## begin Data lines
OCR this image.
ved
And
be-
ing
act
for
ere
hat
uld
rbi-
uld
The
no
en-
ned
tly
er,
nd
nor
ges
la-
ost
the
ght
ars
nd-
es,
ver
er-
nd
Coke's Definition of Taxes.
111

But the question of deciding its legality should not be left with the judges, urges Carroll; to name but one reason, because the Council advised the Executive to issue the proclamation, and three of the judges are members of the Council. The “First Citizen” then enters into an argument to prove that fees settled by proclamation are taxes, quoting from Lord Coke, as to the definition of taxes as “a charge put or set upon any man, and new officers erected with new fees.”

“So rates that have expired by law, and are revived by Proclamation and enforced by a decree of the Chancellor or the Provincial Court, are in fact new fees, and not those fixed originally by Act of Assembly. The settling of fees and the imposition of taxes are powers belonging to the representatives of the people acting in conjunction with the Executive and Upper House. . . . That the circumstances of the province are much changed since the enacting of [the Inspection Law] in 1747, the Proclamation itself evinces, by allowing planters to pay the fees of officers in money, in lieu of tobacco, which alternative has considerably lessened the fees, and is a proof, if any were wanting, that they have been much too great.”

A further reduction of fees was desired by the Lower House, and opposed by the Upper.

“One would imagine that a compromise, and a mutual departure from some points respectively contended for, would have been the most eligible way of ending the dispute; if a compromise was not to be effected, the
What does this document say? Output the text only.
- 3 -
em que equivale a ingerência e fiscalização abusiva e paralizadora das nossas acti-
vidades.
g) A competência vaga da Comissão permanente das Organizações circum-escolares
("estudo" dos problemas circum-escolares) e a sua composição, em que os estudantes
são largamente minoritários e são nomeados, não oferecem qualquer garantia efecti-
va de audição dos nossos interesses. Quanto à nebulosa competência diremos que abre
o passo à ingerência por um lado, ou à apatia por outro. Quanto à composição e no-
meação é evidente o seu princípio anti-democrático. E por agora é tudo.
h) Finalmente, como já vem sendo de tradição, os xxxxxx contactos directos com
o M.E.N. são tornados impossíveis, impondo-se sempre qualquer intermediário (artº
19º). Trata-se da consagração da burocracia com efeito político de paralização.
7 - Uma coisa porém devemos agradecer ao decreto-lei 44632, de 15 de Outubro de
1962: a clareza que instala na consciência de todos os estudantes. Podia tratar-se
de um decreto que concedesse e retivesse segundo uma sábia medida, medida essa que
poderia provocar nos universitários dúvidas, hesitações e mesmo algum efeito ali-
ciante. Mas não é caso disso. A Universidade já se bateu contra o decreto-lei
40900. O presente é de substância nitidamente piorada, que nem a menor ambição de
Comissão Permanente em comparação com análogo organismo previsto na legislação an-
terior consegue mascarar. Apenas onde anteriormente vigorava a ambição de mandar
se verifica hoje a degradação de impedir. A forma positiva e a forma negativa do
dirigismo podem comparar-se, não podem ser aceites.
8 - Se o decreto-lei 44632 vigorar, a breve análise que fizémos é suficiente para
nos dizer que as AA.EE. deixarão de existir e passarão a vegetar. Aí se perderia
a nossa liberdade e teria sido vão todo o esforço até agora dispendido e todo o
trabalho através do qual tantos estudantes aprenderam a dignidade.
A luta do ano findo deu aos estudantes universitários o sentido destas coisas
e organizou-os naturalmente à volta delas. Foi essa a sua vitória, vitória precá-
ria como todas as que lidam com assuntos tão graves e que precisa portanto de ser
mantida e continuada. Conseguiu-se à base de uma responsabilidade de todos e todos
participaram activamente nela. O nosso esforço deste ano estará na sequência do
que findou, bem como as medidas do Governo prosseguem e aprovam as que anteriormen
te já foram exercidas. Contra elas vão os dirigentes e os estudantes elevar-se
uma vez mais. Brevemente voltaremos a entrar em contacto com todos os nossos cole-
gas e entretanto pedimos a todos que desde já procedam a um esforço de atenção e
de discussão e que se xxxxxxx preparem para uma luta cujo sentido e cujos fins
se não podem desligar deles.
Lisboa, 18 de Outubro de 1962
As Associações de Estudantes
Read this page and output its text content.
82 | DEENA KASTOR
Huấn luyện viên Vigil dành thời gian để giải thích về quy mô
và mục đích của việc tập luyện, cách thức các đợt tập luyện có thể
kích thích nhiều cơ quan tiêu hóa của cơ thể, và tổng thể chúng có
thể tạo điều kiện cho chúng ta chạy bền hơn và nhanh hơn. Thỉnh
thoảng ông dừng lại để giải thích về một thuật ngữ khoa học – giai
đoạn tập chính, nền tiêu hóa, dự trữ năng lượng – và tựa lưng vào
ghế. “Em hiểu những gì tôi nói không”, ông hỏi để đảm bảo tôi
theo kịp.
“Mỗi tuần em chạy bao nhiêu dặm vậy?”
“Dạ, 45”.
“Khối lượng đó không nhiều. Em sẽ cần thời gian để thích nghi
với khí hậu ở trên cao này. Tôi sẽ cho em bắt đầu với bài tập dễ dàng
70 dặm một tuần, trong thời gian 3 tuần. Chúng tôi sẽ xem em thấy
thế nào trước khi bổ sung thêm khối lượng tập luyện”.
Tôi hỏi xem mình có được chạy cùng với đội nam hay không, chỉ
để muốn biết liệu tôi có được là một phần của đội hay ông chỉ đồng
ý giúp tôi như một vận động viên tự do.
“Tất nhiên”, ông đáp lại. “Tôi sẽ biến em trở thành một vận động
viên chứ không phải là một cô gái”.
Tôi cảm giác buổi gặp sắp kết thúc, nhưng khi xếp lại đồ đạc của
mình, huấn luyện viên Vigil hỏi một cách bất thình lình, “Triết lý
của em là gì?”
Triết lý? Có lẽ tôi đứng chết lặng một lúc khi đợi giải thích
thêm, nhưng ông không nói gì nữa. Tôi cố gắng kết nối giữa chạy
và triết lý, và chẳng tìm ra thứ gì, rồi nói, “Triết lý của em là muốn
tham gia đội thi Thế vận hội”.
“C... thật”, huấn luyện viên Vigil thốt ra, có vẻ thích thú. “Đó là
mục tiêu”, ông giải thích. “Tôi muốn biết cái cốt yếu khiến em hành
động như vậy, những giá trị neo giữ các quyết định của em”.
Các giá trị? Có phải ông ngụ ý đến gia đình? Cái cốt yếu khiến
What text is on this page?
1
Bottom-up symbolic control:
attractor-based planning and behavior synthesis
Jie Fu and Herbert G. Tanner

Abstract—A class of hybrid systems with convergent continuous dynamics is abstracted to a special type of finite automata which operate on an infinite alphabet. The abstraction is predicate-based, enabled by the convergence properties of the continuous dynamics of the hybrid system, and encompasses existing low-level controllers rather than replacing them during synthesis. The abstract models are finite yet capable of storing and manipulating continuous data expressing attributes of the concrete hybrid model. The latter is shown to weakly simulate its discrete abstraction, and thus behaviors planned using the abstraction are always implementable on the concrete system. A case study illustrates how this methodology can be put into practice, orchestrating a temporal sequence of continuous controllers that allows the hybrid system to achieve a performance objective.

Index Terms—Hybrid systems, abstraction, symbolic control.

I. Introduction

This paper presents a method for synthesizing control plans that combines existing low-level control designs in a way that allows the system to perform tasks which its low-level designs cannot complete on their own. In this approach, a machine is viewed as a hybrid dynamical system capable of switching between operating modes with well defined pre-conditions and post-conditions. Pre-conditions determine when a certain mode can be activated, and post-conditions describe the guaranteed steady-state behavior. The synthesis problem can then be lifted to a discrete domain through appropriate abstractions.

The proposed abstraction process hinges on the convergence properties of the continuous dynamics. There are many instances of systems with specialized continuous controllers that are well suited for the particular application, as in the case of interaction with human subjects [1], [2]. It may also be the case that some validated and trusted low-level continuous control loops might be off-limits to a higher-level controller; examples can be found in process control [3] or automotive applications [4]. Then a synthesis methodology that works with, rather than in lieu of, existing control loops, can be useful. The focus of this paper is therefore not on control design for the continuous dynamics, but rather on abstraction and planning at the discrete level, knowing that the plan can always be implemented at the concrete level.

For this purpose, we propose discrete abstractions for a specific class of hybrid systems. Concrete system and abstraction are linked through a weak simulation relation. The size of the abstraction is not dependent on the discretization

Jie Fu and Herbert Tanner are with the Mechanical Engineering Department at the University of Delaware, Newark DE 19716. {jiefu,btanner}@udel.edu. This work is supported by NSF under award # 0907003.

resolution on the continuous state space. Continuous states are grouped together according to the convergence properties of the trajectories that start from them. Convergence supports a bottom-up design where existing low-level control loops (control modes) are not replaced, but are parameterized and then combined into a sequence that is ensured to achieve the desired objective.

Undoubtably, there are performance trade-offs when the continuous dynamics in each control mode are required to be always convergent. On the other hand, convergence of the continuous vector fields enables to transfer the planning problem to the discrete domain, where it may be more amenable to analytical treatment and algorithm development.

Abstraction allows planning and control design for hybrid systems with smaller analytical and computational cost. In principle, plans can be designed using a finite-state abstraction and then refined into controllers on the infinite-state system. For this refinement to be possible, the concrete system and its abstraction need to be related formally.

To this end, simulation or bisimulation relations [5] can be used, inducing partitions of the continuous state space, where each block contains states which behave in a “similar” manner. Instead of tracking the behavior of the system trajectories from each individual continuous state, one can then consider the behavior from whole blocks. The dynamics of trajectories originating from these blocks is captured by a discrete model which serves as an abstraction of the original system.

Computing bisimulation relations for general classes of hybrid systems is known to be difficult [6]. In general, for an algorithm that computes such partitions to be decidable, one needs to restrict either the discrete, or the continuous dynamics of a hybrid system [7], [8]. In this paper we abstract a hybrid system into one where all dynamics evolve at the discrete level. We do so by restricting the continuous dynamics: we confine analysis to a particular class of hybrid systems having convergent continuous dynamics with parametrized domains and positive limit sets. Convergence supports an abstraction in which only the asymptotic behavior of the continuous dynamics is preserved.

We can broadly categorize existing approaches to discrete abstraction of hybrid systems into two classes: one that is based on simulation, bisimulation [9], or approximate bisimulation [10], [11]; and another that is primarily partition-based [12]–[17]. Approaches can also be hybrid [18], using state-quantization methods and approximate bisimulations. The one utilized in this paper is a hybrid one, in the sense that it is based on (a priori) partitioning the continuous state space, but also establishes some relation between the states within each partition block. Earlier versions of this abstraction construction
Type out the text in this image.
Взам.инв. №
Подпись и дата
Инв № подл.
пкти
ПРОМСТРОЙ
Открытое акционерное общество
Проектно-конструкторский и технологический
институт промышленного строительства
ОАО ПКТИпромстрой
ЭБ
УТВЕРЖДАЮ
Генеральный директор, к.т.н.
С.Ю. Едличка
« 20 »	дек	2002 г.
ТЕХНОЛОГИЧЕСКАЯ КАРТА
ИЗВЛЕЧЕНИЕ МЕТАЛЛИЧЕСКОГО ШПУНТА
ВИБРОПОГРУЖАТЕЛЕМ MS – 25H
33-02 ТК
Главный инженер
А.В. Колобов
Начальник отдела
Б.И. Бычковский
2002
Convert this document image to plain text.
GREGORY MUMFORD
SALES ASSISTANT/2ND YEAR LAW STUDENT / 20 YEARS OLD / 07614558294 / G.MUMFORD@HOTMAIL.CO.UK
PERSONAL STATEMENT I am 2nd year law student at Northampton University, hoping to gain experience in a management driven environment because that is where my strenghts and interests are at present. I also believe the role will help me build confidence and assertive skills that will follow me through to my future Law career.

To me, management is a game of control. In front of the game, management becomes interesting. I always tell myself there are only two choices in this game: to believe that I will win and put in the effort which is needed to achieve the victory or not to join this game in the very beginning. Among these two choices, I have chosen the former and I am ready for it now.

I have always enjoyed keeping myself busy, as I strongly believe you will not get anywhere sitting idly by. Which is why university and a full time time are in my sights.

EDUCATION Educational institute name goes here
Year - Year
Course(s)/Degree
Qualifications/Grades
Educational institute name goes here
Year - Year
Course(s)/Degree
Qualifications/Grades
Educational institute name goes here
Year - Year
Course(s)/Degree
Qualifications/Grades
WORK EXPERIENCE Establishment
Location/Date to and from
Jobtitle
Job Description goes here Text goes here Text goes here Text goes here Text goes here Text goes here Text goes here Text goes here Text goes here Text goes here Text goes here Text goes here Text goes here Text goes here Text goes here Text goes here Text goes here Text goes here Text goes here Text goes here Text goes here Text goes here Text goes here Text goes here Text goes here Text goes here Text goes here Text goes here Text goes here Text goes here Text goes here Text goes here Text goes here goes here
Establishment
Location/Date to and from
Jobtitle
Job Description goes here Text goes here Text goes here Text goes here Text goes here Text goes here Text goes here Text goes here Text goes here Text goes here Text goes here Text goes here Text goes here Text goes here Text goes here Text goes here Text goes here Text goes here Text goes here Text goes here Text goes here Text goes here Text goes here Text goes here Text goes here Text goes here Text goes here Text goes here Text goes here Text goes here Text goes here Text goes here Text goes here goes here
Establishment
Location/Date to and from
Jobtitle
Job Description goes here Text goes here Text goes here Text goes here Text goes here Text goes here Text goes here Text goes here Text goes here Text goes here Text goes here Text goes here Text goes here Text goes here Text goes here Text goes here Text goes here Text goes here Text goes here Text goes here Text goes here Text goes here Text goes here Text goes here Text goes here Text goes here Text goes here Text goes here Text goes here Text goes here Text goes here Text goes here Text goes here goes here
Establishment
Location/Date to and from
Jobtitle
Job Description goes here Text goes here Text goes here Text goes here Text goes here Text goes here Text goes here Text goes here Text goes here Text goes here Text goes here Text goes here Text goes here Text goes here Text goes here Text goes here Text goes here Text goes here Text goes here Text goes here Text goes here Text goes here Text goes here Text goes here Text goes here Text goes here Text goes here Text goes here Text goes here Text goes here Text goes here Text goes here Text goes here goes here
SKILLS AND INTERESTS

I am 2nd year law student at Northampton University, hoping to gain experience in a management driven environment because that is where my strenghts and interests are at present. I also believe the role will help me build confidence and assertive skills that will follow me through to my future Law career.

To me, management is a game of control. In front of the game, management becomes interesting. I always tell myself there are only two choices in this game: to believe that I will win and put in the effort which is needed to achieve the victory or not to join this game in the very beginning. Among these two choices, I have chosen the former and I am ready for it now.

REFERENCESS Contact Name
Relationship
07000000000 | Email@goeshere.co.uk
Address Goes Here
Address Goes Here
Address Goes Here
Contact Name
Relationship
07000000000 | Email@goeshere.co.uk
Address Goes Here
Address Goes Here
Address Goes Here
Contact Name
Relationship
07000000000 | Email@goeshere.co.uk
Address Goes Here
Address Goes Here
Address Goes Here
## end Data lines
**Work to do**
In the entries above, count each line that holds "como". Give the total and nothing else.

**Exercise output**
3